### REQUEST
Write the material out again in full, exactly.

### ITEMS
══════════════════════════════

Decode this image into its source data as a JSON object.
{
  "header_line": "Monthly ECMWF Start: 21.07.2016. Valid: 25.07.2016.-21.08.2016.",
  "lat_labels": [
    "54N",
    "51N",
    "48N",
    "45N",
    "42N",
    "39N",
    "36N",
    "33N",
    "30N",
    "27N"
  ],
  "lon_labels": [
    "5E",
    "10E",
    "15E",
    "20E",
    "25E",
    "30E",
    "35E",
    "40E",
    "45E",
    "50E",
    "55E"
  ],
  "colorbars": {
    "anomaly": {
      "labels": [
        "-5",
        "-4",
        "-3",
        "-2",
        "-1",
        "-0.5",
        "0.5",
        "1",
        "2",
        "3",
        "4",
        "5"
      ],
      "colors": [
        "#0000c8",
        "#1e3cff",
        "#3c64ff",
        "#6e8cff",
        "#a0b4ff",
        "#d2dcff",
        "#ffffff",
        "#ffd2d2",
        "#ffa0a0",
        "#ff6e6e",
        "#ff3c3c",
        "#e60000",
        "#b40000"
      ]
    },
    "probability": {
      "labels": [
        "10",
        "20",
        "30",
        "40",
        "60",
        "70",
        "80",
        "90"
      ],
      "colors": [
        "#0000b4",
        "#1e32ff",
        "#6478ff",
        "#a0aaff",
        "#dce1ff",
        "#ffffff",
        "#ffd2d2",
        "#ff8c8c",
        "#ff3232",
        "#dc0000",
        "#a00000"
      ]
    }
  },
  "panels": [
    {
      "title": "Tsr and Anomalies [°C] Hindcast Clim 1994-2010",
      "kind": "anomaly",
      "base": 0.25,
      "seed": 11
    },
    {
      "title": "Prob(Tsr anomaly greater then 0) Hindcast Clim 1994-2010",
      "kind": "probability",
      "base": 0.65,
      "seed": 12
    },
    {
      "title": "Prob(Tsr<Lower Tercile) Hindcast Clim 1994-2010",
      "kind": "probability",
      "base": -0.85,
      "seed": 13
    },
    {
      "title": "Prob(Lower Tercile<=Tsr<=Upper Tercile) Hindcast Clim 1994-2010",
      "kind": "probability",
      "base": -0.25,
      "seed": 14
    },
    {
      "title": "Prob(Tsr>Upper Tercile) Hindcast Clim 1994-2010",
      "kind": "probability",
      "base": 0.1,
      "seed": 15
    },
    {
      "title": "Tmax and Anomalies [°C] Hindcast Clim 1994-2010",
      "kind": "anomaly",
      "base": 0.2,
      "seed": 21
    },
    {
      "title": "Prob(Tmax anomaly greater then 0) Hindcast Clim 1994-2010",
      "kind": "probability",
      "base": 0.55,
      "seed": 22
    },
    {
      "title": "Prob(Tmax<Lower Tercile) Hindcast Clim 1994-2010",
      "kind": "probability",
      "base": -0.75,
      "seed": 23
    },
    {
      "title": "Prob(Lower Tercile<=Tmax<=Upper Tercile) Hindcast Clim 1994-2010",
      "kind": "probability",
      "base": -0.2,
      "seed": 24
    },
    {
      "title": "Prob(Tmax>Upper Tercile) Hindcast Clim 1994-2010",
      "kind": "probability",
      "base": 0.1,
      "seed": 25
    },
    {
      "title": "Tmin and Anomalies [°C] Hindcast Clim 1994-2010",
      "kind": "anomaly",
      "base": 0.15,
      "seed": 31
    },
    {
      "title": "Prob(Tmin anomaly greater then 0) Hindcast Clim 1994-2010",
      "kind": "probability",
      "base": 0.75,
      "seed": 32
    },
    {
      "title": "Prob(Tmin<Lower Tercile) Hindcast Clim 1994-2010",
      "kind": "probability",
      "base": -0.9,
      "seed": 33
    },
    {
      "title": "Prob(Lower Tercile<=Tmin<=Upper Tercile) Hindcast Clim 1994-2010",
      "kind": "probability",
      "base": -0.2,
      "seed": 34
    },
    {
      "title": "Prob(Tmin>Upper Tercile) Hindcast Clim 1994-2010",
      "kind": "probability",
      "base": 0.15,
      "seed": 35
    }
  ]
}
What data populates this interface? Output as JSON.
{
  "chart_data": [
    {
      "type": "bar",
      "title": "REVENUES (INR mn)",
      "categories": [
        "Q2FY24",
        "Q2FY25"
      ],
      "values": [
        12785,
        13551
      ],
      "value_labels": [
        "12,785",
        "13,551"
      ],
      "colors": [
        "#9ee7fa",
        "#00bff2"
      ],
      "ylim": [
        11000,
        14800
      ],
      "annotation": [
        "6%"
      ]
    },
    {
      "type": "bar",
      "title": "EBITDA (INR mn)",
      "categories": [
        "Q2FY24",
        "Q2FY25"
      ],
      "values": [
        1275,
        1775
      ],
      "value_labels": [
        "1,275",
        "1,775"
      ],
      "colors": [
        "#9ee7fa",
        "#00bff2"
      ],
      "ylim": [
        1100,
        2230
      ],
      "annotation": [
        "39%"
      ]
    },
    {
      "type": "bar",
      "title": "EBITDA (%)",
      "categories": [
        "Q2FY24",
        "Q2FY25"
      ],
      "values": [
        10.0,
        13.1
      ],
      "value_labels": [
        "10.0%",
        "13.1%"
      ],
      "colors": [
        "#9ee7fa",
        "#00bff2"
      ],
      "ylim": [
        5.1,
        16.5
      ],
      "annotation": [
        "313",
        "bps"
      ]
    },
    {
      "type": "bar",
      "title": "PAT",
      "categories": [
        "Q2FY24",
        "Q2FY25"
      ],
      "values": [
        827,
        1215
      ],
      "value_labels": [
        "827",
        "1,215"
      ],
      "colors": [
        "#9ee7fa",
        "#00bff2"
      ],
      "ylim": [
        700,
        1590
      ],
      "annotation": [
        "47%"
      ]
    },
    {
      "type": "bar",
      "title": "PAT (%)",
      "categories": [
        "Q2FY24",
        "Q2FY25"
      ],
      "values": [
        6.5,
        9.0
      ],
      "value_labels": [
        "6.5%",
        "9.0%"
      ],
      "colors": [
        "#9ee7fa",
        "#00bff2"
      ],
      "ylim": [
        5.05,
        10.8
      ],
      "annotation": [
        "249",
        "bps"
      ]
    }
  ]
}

══════════════════════════════

### ANSWER FOR THIS EXERCISE
Decode this image into its source data as a JSON object.
{
  "header_line": "Monthly ECMWF Start: 21.07.2016. Valid: 25.07.2016.-21.08.2016.",
  "lat_labels": [
    "54N",
    "51N",
    "48N",
    "45N",
    "42N",
    "39N",
    "36N",
    "33N",
    "30N",
    "27N"
  ],
  "lon_labels": [
    "5E",
    "10E",
    "15E",
    "20E",
    "25E",
    "30E",
    "35E",
    "40E",
    "45E",
    "50E",
    "55E"
  ],
  "colorbars": {
    "anomaly": {
      "labels": [
        "-5",
        "-4",
        "-3",
        "-2",
        "-1",
        "-0.5",
        "0.5",
        "1",
        "2",
        "3",
        "4",
        "5"
      ],
      "colors": [
        "#0000c8",
        "#1e3cff",
        "#3c64ff",
        "#6e8cff",
        "#a0b4ff",
        "#d2dcff",
        "#ffffff",
        "#ffd2d2",
        "#ffa0a0",
        "#ff6e6e",
        "#ff3c3c",
        "#e60000",
        "#b40000"
      ]
    },
    "probability": {
      "labels": [
        "10",
        "20",
        "30",
        "40",
        "60",
        "70",
        "80",
        "90"
      ],
      "colors": [
        "#0000b4",
        "#1e32ff",
        "#6478ff",
        "#a0aaff",
        "#dce1ff",
        "#ffffff",
        "#ffd2d2",
        "#ff8c8c",
        "#ff3232",
        "#dc0000",
        "#a00000"
      ]
    }
  },
  "panels": [
    {
      "title": "Tsr and Anomalies [°C] Hindcast Clim 1994-2010",
      "kind": "anomaly",
      "base": 0.25,
      "seed": 11
    },
    {
      "title": "Prob(Tsr anomaly greater then 0) Hindcast Clim 1994-2010",
      "kind": "probability",
      "base": 0.65,
      "seed": 12
    },
    {
      "title": "Prob(Tsr<Lower Tercile) Hindcast Clim 1994-2010",
      "kind": "probability",
      "base": -0.85,
      "seed": 13
    },
    {
      "title": "Prob(Lower Tercile<=Tsr<=Upper Tercile) Hindcast Clim 1994-2010",
      "kind": "probability",
      "base": -0.25,
      "seed": 14
    },
    {
      "title": "Prob(Tsr>Upper Tercile) Hindcast Clim 1994-2010",
      "kind": "probability",
      "base": 0.1,
      "seed": 15
    },
    {
      "title": "Tmax and Anomalies [°C] Hindcast Clim 1994-2010",
      "kind": "anomaly",
      "base": 0.2,
      "seed": 21
    },
    {
      "title": "Prob(Tmax anomaly greater then 0) Hindcast Clim 1994-2010",
      "kind": "probability",
      "base": 0.55,
      "seed": 22
    },
    {
      "title": "Prob(Tmax<Lower Tercile) Hindcast Clim 1994-2010",
      "kind": "probability",
      "base": -0.75,
      "seed": 23
    },
    {
      "title": "Prob(Lower Tercile<=Tmax<=Upper Tercile) Hindcast Clim 1994-2010",
      "kind": "probability",
      "base": -0.2,
      "seed": 24
    },
    {
      "title": "Prob(Tmax>Upper Tercile) Hindcast Clim 1994-2010",
      "kind": "probability",
      "base": 0.1,
      "seed": 25
    },
    {
      "title": "Tmin and Anomalies [°C] Hindcast Clim 1994-2010",
      "kind": "anomaly",
      "base": 0.15,
      "seed": 31
    },
    {
      "title": "Prob(Tmin anomaly greater then 0) Hindcast Clim 1994-2010",
      "kind": "probability",
      "base": 0.75,
      "seed": 32
    },
    {
      "title": "Prob(Tmin<Lower Tercile) Hindcast Clim 1994-2010",
      "kind": "probability",
      "base": -0.9,
      "seed": 33
    },
    {
      "title": "Prob(Lower Tercile<=Tmin<=Upper Tercile) Hindcast Clim 1994-2010",
      "kind": "probability",
      "base": -0.2,
      "seed": 34
    },
    {
      "title": "Prob(Tmin>Upper Tercile) Hindcast Clim 1994-2010",
      "kind": "probability",
      "base": 0.15,
      "seed": 35
    }
  ]
}
What data populates this interface? Output as JSON.
{
  "chart_data": [
    {
      "type": "bar",
      "title": "REVENUES (INR mn)",
      "categories": [
        "Q2FY24",
        "Q2FY25"
      ],
      "values": [
        12785,
        13551
      ],
      "value_labels": [
        "12,785",
        "13,551"
      ],
      "colors": [
        "#9ee7fa",
        "#00bff2"
      ],
      "ylim": [
        11000,
        14800
      ],
      "annotation": [
        "6%"
      ]
    },
    {
      "type": "bar",
      "title": "EBITDA (INR mn)",
      "categories": [
        "Q2FY24",
        "Q2FY25"
      ],
      "values": [
        1275,
        1775
      ],
      "value_labels": [
        "1,275",
        "1,775"
      ],
      "colors": [
        "#9ee7fa",
        "#00bff2"
      ],
      "ylim": [
        1100,
        2230
      ],
      "annotation": [
        "39%"
      ]
    },
    {
      "type": "bar",
      "title": "EBITDA (%)",
      "categories": [
        "Q2FY24",
        "Q2FY25"
      ],
      "values": [
        10.0,
        13.1
      ],
      "value_labels": [
        "10.0%",
        "13.1%"
      ],
      "colors": [
        "#9ee7fa",
        "#00bff2"
      ],
      "ylim": [
        5.1,
        16.5
      ],
      "annotation": [
        "313",
        "bps"
      ]
    },
    {
      "type": "bar",
      "title": "PAT",
      "categories": [
        "Q2FY24",
        "Q2FY25"
      ],
      "values": [
        827,
        1215
      ],
      "value_labels": [
        "827",
        "1,215"
      ],
      "colors": [
        "#9ee7fa",
        "#00bff2"
      ],
      "ylim": [
        700,
        1590
      ],
      "annotation": [
        "47%"
      ]
    },
    {
      "type": "bar",
      "title": "PAT (%)",
      "categories": [
        "Q2FY24",
        "Q2FY25"
      ],
      "values": [
        6.5,
        9.0
      ],
      "value_labels": [
        "6.5%",
        "9.0%"
      ],
      "colors": [
        "#9ee7fa",
        "#00bff2"
      ],
      "ylim": [
        5.05,
        10.8
      ],
      "annotation": [
        "249",
        "bps"
      ]
    }
  ]
}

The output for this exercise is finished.